►
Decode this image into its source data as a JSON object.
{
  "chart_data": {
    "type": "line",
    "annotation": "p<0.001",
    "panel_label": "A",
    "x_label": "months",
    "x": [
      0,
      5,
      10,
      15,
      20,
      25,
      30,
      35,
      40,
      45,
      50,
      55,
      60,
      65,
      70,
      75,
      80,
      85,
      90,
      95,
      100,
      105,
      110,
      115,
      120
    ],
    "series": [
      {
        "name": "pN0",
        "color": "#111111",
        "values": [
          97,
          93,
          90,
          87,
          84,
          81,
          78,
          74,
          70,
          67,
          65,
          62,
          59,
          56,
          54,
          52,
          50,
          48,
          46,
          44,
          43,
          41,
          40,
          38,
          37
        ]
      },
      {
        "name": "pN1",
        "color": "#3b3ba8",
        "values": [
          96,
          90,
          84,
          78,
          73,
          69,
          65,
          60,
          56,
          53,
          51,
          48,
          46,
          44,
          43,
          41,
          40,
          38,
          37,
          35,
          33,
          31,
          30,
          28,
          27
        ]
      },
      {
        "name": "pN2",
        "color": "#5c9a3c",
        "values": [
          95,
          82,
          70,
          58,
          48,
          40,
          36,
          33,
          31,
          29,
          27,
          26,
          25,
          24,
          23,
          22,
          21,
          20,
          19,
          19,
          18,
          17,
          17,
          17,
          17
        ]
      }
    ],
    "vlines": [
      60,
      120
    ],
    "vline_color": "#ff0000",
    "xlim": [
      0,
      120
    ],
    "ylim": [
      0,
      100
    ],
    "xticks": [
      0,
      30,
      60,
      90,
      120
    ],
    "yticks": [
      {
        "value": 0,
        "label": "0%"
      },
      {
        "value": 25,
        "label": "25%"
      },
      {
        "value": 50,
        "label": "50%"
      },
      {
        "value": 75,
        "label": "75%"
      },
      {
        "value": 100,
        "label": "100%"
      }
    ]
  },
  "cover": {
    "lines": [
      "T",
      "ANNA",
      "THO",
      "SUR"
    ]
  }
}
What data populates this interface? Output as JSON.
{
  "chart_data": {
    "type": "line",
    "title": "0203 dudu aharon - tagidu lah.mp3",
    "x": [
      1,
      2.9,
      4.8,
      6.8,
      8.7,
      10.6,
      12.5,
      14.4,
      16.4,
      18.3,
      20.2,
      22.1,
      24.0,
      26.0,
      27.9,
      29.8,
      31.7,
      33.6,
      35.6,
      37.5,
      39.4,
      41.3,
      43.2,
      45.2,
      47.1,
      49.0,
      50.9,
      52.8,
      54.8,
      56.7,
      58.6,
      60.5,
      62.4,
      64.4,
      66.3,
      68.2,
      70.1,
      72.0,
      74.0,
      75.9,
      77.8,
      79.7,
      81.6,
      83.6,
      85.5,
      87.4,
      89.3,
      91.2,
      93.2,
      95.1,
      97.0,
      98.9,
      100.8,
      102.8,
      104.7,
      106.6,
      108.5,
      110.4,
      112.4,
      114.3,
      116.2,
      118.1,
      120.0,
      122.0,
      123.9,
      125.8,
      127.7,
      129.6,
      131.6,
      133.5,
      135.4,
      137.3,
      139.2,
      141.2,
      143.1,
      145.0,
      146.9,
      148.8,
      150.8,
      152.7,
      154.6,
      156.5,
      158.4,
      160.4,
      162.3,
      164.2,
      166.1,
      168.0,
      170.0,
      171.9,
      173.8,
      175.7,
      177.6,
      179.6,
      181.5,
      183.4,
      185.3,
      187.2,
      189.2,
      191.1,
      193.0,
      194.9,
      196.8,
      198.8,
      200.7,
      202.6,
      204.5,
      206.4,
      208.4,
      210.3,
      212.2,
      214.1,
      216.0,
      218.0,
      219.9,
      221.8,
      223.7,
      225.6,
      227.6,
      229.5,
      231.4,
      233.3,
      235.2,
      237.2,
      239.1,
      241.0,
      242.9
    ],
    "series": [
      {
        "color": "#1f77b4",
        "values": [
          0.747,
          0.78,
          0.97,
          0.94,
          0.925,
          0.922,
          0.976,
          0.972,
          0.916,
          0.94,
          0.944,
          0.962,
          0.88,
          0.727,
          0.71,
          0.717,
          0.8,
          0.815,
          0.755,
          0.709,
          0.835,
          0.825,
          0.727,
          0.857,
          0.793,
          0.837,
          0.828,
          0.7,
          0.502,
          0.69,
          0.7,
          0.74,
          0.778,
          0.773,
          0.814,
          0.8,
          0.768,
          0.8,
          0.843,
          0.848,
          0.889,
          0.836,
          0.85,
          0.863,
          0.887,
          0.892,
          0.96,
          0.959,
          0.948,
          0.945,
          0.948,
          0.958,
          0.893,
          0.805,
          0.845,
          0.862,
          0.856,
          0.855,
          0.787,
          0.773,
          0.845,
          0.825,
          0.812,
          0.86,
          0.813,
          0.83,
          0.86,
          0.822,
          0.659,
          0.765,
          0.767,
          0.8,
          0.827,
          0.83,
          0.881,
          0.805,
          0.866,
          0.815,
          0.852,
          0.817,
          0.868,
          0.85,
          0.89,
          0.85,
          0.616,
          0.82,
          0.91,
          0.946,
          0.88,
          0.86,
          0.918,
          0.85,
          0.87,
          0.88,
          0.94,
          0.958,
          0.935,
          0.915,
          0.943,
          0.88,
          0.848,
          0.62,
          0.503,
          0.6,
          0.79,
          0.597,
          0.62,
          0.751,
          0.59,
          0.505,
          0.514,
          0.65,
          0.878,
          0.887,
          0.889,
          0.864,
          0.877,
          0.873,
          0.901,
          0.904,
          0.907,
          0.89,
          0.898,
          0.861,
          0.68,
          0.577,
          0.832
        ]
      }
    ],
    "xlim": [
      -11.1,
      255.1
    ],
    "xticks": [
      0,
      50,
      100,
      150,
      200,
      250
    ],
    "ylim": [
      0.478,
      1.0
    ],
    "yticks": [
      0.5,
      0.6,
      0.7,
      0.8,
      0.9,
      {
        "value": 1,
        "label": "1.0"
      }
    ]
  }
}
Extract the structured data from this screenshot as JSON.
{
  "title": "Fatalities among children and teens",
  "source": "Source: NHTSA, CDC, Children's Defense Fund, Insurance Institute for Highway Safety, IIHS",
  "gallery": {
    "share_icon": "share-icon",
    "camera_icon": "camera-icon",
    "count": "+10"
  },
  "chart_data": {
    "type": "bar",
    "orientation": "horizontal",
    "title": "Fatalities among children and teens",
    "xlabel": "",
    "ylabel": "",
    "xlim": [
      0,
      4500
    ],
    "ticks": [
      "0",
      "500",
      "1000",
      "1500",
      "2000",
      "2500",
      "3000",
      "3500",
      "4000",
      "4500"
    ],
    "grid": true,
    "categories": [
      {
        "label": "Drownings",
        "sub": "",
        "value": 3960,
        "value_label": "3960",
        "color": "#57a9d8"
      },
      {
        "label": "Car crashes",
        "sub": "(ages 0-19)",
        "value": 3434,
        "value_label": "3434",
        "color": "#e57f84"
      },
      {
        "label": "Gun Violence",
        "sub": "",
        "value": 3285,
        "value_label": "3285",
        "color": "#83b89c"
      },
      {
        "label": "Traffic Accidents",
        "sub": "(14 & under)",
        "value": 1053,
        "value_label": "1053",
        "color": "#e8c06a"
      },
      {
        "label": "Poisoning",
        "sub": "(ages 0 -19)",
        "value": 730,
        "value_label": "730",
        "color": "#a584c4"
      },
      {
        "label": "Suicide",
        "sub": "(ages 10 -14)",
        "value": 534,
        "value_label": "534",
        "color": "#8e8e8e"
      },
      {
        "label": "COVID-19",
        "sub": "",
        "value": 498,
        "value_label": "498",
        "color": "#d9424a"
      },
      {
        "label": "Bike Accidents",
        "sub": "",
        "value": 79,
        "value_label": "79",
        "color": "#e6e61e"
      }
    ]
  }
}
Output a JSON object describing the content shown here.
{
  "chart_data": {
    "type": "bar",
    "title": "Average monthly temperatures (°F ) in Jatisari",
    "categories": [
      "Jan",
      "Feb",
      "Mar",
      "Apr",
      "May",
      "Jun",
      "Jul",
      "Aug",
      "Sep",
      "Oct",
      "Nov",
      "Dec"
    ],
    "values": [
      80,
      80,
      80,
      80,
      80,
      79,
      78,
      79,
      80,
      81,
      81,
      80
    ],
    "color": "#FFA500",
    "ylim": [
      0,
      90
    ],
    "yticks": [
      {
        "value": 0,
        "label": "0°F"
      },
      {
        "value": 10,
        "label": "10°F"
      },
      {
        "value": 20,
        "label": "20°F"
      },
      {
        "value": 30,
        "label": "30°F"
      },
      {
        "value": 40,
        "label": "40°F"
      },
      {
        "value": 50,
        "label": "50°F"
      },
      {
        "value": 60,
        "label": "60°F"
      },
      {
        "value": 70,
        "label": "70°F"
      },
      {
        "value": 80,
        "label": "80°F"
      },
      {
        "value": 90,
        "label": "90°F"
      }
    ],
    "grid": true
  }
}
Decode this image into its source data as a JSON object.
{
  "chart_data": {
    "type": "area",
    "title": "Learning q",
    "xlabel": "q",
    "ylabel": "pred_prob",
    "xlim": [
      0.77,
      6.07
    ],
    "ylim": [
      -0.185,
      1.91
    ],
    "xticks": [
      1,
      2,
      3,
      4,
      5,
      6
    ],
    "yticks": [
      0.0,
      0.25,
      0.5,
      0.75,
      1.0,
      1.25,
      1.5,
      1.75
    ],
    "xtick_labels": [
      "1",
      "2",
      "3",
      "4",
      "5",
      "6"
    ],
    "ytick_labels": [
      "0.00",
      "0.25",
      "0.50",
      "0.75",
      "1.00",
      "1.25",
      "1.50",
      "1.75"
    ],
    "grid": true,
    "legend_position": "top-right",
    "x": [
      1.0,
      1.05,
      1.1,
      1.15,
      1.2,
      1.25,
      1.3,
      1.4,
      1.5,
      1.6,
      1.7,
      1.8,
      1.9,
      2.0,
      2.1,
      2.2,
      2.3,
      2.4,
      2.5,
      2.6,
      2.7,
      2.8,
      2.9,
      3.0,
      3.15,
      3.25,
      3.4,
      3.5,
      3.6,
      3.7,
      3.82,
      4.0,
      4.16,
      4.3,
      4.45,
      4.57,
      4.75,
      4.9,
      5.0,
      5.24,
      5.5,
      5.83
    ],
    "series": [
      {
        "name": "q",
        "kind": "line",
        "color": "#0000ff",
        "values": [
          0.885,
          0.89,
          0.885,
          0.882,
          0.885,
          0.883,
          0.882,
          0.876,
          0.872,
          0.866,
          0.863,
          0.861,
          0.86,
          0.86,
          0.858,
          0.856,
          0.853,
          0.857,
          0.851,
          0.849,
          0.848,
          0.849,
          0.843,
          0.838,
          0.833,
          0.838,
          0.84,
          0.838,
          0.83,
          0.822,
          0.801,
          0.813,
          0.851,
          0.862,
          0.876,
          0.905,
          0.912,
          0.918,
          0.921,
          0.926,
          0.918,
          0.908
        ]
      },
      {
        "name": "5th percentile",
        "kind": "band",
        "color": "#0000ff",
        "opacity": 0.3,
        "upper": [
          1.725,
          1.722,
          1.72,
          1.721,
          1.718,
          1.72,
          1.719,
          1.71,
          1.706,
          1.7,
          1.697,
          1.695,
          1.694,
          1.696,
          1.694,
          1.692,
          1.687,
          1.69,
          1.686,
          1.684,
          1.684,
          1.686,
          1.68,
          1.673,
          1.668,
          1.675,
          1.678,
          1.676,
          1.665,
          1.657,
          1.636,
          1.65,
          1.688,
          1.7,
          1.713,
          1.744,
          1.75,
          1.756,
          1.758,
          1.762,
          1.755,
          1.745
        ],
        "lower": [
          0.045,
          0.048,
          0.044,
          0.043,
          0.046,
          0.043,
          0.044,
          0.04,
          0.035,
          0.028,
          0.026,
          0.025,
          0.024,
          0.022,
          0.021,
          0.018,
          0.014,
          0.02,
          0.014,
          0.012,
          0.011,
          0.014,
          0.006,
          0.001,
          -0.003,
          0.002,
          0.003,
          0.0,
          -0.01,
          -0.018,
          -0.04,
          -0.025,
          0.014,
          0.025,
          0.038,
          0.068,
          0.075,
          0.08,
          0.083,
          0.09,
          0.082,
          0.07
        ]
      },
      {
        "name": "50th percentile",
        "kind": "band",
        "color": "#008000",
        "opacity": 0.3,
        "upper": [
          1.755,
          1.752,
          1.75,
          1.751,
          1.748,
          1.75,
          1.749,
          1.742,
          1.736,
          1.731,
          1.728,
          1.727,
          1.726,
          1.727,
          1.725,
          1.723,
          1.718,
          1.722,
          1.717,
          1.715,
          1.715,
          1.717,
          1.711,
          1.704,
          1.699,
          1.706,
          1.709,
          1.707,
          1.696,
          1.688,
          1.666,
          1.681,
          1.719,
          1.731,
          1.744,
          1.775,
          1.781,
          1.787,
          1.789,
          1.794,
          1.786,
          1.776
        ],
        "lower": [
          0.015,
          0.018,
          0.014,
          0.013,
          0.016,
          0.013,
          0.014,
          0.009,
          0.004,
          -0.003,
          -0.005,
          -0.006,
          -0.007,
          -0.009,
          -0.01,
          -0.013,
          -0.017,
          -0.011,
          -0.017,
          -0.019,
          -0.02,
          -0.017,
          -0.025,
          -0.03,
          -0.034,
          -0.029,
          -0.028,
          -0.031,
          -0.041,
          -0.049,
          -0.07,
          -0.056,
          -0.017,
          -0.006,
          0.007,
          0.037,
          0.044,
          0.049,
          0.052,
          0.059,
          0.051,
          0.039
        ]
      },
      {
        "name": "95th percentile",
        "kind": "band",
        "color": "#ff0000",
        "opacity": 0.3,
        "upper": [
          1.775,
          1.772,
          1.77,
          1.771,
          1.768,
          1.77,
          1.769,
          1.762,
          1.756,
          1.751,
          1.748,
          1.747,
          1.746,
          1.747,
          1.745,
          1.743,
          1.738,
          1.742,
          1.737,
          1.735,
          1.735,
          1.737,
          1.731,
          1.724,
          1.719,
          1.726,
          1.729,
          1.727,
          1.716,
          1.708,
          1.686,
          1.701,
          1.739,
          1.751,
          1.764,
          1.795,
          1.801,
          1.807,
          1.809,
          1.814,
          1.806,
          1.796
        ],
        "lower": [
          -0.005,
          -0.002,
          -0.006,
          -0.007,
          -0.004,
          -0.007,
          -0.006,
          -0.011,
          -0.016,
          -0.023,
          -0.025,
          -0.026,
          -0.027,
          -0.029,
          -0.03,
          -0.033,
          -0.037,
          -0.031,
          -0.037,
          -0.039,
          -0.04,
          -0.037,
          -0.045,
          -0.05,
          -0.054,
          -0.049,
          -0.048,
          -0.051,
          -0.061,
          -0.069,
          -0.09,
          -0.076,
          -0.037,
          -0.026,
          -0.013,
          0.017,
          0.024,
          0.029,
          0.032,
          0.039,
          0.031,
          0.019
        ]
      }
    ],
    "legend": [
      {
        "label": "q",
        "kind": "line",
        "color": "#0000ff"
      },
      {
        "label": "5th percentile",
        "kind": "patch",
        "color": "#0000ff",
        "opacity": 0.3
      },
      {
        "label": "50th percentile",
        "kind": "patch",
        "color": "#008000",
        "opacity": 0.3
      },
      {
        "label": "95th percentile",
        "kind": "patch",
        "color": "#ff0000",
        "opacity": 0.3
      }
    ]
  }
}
◄
# What the exercise asks:
Go through the entries above and pull out each line with "percentile" in it.

# In response:
        "name": "5th percentile",
        "name": "50th percentile",
        "name": "95th percentile",
        "label": "5th percentile",
        "label": "50th percentile",
        "label": "95th percentile",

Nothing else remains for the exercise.